[Element and box listings]
────────

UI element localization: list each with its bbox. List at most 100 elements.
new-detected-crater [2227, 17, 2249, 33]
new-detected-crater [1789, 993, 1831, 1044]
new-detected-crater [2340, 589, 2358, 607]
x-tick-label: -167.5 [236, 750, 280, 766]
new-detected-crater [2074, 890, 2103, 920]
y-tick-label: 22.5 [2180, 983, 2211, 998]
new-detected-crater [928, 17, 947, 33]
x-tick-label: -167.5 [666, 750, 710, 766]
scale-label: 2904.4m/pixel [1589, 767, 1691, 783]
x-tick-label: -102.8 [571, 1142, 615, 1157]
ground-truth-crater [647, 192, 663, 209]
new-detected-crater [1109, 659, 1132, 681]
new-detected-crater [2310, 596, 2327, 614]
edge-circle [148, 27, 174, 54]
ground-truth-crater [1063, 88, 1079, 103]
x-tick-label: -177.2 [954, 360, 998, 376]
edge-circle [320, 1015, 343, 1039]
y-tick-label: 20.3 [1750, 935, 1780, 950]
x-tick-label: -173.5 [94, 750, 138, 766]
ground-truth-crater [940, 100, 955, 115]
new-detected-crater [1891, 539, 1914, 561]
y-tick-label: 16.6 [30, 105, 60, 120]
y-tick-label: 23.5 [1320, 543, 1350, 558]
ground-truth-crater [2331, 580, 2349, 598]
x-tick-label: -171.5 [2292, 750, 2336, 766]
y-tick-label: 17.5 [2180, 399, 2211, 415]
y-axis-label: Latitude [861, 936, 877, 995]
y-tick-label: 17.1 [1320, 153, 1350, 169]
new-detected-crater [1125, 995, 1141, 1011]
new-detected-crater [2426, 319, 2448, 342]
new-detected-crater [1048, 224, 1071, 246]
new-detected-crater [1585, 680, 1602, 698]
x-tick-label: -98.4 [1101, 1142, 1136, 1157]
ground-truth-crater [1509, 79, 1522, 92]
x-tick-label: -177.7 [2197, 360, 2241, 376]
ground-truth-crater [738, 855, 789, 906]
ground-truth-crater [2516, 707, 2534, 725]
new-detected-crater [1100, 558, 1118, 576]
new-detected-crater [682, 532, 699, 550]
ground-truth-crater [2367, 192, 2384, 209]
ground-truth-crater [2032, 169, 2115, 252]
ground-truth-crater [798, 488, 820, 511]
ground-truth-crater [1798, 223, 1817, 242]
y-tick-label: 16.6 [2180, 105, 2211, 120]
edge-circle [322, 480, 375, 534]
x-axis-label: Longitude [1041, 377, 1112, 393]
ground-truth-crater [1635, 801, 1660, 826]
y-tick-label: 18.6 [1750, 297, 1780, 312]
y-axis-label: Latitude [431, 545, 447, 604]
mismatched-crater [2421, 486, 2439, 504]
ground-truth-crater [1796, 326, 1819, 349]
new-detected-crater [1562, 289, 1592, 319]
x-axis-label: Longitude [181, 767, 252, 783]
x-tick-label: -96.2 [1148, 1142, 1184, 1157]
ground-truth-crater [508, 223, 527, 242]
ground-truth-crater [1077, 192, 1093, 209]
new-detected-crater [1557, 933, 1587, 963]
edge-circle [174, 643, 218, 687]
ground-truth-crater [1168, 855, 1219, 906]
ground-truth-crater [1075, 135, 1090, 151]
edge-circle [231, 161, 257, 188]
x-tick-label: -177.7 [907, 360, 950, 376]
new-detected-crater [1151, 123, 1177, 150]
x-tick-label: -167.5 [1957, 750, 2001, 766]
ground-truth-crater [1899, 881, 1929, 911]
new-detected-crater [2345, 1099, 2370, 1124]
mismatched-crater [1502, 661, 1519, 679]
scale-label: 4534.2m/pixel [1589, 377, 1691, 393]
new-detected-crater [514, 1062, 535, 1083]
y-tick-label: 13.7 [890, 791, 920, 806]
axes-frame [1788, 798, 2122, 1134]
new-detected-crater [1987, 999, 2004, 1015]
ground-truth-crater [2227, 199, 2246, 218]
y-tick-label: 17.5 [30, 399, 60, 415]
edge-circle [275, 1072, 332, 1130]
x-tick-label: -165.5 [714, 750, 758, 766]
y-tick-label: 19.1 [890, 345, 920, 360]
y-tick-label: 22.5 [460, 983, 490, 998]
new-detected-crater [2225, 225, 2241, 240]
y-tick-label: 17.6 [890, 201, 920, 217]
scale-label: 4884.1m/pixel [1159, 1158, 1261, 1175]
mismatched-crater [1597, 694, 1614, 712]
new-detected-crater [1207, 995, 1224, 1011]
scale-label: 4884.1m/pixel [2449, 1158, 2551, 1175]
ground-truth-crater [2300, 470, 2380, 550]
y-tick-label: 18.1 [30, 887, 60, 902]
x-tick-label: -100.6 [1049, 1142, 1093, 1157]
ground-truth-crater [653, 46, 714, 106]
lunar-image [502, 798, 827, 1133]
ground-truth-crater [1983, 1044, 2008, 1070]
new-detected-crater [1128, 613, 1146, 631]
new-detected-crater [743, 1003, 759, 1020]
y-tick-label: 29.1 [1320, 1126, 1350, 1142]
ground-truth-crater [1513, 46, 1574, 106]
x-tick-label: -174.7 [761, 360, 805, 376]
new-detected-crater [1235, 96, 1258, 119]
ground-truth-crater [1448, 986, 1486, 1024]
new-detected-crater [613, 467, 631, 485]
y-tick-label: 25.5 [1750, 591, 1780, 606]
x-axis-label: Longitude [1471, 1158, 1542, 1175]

────────

Copy the lines above exactly, starting at the first line of the listings and ending at the line that contains "ground-truth-crater [1798, 223, 1817, 242]", with both of those lines included.

UI element localization: list each with its bbox. List at most 100 elements.
new-detected-crater [2227, 17, 2249, 33]
new-detected-crater [1789, 993, 1831, 1044]
new-detected-crater [2340, 589, 2358, 607]
x-tick-label: -167.5 [236, 750, 280, 766]
new-detected-crater [2074, 890, 2103, 920]
y-tick-label: 22.5 [2180, 983, 2211, 998]
new-detected-crater [928, 17, 947, 33]
x-tick-label: -167.5 [666, 750, 710, 766]
scale-label: 2904.4m/pixel [1589, 767, 1691, 783]
x-tick-label: -102.8 [571, 1142, 615, 1157]
ground-truth-crater [647, 192, 663, 209]
new-detected-crater [1109, 659, 1132, 681]
new-detected-crater [2310, 596, 2327, 614]
edge-circle [148, 27, 174, 54]
ground-truth-crater [1063, 88, 1079, 103]
x-tick-label: -177.2 [954, 360, 998, 376]
edge-circle [320, 1015, 343, 1039]
y-tick-label: 20.3 [1750, 935, 1780, 950]
x-tick-label: -173.5 [94, 750, 138, 766]
ground-truth-crater [940, 100, 955, 115]
new-detected-crater [1891, 539, 1914, 561]
y-tick-label: 16.6 [30, 105, 60, 120]
y-tick-label: 23.5 [1320, 543, 1350, 558]
ground-truth-crater [2331, 580, 2349, 598]
x-tick-label: -171.5 [2292, 750, 2336, 766]
y-tick-label: 17.5 [2180, 399, 2211, 415]
y-axis-label: Latitude [861, 936, 877, 995]
y-tick-label: 17.1 [1320, 153, 1350, 169]
new-detected-crater [1125, 995, 1141, 1011]
new-detected-crater [2426, 319, 2448, 342]
new-detected-crater [1048, 224, 1071, 246]
new-detected-crater [1585, 680, 1602, 698]
x-tick-label: -98.4 [1101, 1142, 1136, 1157]
ground-truth-crater [1509, 79, 1522, 92]
x-tick-label: -177.7 [2197, 360, 2241, 376]
ground-truth-crater [738, 855, 789, 906]
ground-truth-crater [2516, 707, 2534, 725]
new-detected-crater [1100, 558, 1118, 576]
new-detected-crater [682, 532, 699, 550]
ground-truth-crater [2367, 192, 2384, 209]
ground-truth-crater [2032, 169, 2115, 252]
ground-truth-crater [798, 488, 820, 511]
ground-truth-crater [1798, 223, 1817, 242]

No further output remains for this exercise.